The input:
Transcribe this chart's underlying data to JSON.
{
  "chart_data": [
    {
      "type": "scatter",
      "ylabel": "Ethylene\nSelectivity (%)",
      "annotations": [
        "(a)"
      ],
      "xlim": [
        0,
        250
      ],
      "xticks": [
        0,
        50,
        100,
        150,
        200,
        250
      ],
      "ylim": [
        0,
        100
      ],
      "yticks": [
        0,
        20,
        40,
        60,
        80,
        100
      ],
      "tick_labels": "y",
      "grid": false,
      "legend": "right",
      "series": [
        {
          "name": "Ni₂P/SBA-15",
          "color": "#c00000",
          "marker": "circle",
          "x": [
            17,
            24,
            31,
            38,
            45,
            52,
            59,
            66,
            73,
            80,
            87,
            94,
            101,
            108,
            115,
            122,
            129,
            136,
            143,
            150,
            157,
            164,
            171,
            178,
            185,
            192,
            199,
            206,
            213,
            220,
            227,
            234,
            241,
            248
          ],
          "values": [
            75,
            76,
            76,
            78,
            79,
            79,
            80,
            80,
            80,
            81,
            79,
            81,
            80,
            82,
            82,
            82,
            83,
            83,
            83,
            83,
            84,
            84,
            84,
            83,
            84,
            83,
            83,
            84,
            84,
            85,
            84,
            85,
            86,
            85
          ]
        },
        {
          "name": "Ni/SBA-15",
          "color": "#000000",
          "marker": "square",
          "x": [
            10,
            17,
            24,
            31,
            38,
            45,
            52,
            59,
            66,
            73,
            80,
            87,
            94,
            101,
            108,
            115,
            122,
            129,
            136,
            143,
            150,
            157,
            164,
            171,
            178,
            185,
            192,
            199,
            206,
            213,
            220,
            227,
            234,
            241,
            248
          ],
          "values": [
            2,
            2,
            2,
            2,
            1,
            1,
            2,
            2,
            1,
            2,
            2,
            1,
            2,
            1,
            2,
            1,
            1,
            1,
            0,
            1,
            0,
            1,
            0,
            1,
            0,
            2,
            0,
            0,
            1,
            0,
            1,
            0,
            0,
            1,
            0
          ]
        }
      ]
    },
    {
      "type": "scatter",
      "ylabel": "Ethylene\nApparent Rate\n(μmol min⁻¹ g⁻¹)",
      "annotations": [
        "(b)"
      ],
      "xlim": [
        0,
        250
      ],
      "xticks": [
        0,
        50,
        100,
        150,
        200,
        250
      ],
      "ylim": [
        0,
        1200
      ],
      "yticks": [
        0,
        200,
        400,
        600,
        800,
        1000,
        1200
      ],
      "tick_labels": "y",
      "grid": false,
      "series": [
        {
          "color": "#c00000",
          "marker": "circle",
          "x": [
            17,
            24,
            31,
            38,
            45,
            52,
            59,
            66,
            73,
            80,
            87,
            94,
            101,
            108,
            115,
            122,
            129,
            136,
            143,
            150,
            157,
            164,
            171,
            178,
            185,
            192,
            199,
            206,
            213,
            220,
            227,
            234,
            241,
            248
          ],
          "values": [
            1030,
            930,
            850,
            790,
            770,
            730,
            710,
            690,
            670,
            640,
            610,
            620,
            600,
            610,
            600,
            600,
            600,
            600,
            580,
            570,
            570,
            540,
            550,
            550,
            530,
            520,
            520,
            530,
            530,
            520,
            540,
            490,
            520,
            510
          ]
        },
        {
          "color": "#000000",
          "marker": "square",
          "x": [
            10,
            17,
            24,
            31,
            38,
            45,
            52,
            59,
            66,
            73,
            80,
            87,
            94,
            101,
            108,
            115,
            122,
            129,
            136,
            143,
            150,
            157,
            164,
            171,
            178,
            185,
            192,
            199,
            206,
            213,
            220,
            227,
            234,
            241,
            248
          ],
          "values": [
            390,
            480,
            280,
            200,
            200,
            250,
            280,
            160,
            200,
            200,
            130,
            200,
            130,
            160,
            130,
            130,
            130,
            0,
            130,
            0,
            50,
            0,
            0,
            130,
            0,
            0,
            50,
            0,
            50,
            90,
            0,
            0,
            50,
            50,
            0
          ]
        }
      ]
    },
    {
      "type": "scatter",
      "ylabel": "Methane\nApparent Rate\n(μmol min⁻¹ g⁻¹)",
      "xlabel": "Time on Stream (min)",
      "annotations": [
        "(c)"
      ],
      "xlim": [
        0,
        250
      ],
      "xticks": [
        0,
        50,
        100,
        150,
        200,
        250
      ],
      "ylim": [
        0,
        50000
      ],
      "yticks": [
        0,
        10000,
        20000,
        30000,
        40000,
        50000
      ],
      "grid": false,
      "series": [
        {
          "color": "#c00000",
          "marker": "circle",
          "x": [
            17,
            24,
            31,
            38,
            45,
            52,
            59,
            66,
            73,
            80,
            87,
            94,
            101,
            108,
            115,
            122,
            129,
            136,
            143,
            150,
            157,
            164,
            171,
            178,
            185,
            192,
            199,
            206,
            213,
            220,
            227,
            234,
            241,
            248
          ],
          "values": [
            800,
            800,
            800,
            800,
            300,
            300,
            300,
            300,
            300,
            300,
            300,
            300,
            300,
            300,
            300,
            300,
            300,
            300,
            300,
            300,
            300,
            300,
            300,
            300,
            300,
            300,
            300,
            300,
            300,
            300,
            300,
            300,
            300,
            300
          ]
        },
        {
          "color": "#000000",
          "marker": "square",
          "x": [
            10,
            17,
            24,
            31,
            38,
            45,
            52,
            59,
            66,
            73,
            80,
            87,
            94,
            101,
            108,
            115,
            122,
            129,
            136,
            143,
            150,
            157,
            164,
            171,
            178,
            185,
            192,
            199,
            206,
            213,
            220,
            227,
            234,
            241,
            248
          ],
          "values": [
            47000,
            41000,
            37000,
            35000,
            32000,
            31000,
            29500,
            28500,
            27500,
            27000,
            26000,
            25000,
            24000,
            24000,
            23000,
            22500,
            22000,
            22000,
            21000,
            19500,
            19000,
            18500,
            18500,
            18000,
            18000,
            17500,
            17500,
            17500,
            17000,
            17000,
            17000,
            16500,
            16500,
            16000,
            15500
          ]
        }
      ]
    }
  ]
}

Aim: Take the entries above and transcribe them in full.

The reply:
Transcribe this chart's underlying data to JSON.
{
  "chart_data": [
    {
      "type": "scatter",
      "ylabel": "Ethylene\nSelectivity (%)",
      "annotations": [
        "(a)"
      ],
      "xlim": [
        0,
        250
      ],
      "xticks": [
        0,
        50,
        100,
        150,
        200,
        250
      ],
      "ylim": [
        0,
        100
      ],
      "yticks": [
        0,
        20,
        40,
        60,
        80,
        100
      ],
      "tick_labels": "y",
      "grid": false,
      "legend": "right",
      "series": [
        {
          "name": "Ni₂P/SBA-15",
          "color": "#c00000",
          "marker": "circle",
          "x": [
            17,
            24,
            31,
            38,
            45,
            52,
            59,
            66,
            73,
            80,
            87,
            94,
            101,
            108,
            115,
            122,
            129,
            136,
            143,
            150,
            157,
            164,
            171,
            178,
            185,
            192,
            199,
            206,
            213,
            220,
            227,
            234,
            241,
            248
          ],
          "values": [
            75,
            76,
            76,
            78,
            79,
            79,
            80,
            80,
            80,
            81,
            79,
            81,
            80,
            82,
            82,
            82,
            83,
            83,
            83,
            83,
            84,
            84,
            84,
            83,
            84,
            83,
            83,
            84,
            84,
            85,
            84,
            85,
            86,
            85
          ]
        },
        {
          "name": "Ni/SBA-15",
          "color": "#000000",
          "marker": "square",
          "x": [
            10,
            17,
            24,
            31,
            38,
            45,
            52,
            59,
            66,
            73,
            80,
            87,
            94,
            101,
            108,
            115,
            122,
            129,
            136,
            143,
            150,
            157,
            164,
            171,
            178,
            185,
            192,
            199,
            206,
            213,
            220,
            227,
            234,
            241,
            248
          ],
          "values": [
            2,
            2,
            2,
            2,
            1,
            1,
            2,
            2,
            1,
            2,
            2,
            1,
            2,
            1,
            2,
            1,
            1,
            1,
            0,
            1,
            0,
            1,
            0,
            1,
            0,
            2,
            0,
            0,
            1,
            0,
            1,
            0,
            0,
            1,
            0
          ]
        }
      ]
    },
    {
      "type": "scatter",
      "ylabel": "Ethylene\nApparent Rate\n(μmol min⁻¹ g⁻¹)",
      "annotations": [
        "(b)"
      ],
      "xlim": [
        0,
        250
      ],
      "xticks": [
        0,
        50,
        100,
        150,
        200,
        250
      ],
      "ylim": [
        0,
        1200
      ],
      "yticks": [
        0,
        200,
        400,
        600,
        800,
        1000,
        1200
      ],
      "tick_labels": "y",
      "grid": false,
      "series": [
        {
          "color": "#c00000",
          "marker": "circle",
          "x": [
            17,
            24,
            31,
            38,
            45,
            52,
            59,
            66,
            73,
            80,
            87,
            94,
            101,
            108,
            115,
            122,
            129,
            136,
            143,
            150,
            157,
            164,
            171,
            178,
            185,
            192,
            199,
            206,
            213,
            220,
            227,
            234,
            241,
            248
          ],
          "values": [
            1030,
            930,
            850,
            790,
            770,
            730,
            710,
            690,
            670,
            640,
            610,
            620,
            600,
            610,
            600,
            600,
            600,
            600,
            580,
            570,
            570,
            540,
            550,
            550,
            530,
            520,
            520,
            530,
            530,
            520,
            540,
            490,
            520,
            510
          ]
        },
        {
          "color": "#000000",
          "marker": "square",
          "x": [
            10,
            17,
            24,
            31,
            38,
            45,
            52,
            59,
            66,
            73,
            80,
            87,
            94,
            101,
            108,
            115,
            122,
            129,
            136,
            143,
            150,
            157,
            164,
            171,
            178,
            185,
            192,
            199,
            206,
            213,
            220,
            227,
            234,
            241,
            248
          ],
          "values": [
            390,
            480,
            280,
            200,
            200,
            250,
            280,
            160,
            200,
            200,
            130,
            200,
            130,
            160,
            130,
            130,
            130,
            0,
            130,
            0,
            50,
            0,
            0,
            130,
            0,
            0,
            50,
            0,
            50,
            90,
            0,
            0,
            50,
            50,
            0
          ]
        }
      ]
    },
    {
      "type": "scatter",
      "ylabel": "Methane\nApparent Rate\n(μmol min⁻¹ g⁻¹)",
      "xlabel": "Time on Stream (min)",
      "annotations": [
        "(c)"
      ],
      "xlim": [
        0,
        250
      ],
      "xticks": [
        0,
        50,
        100,
        150,
        200,
        250
      ],
      "ylim": [
        0,
        50000
      ],
      "yticks": [
        0,
        10000,
        20000,
        30000,
        40000,
        50000
      ],
      "grid": false,
      "series": [
        {
          "color": "#c00000",
          "marker": "circle",
          "x": [
            17,
            24,
            31,
            38,
            45,
            52,
            59,
            66,
            73,
            80,
            87,
            94,
            101,
            108,
            115,
            122,
            129,
            136,
            143,
            150,
            157,
            164,
            171,
            178,
            185,
            192,
            199,
            206,
            213,
            220,
            227,
            234,
            241,
            248
          ],
          "values": [
            800,
            800,
            800,
            800,
            300,
            300,
            300,
            300,
            300,
            300,
            300,
            300,
            300,
            300,
            300,
            300,
            300,
            300,
            300,
            300,
            300,
            300,
            300,
            300,
            300,
            300,
            300,
            300,
            300,
            300,
            300,
            300,
            300,
            300
          ]
        },
        {
          "color": "#000000",
          "marker": "square",
          "x": [
            10,
            17,
            24,
            31,
            38,
            45,
            52,
            59,
            66,
            73,
            80,
            87,
            94,
            101,
            108,
            115,
            122,
            129,
            136,
            143,
            150,
            157,
            164,
            171,
            178,
            185,
            192,
            199,
            206,
            213,
            220,
            227,
            234,
            241,
            248
          ],
          "values": [
            47000,
            41000,
            37000,
            35000,
            32000,
            31000,
            29500,
            28500,
            27500,
            27000,
            26000,
            25000,
            24000,
            24000,
            23000,
            22500,
            22000,
            22000,
            21000,
            19500,
            19000,
            18500,
            18500,
            18000,
            18000,
            17500,
            17500,
            17500,
            17000,
            17000,
            17000,
            16500,
            16500,
            16000,
            15500
          ]
        }
      ]
    }
  ]
}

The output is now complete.